RECORDED DATA →
-------------------------
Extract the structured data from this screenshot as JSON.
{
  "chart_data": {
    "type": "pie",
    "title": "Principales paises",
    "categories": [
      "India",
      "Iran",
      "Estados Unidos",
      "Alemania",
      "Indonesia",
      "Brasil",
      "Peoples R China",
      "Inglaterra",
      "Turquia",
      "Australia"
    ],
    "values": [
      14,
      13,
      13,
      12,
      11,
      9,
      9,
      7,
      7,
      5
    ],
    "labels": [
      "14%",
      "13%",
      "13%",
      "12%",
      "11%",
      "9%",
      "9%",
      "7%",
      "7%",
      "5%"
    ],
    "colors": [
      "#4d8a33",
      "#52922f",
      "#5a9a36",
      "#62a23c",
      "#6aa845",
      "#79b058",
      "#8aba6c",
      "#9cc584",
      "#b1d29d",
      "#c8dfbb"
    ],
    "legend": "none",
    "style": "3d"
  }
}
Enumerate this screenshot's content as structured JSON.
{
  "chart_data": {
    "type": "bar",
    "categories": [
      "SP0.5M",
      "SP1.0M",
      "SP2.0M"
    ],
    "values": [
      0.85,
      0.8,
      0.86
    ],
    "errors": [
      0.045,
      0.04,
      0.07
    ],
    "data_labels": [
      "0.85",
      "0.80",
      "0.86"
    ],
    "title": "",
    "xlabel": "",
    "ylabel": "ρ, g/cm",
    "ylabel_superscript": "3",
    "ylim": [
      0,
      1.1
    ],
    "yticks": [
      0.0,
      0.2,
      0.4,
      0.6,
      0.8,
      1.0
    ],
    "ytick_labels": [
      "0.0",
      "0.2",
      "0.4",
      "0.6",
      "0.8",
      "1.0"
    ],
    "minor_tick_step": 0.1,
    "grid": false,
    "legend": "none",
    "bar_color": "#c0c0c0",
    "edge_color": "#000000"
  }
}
-------------------------
PROBLEM DESCRIPTION → From the material given, work out how many lines hold the string "this"; state that number and nothing further.

PROBLEM SOLUTION → 2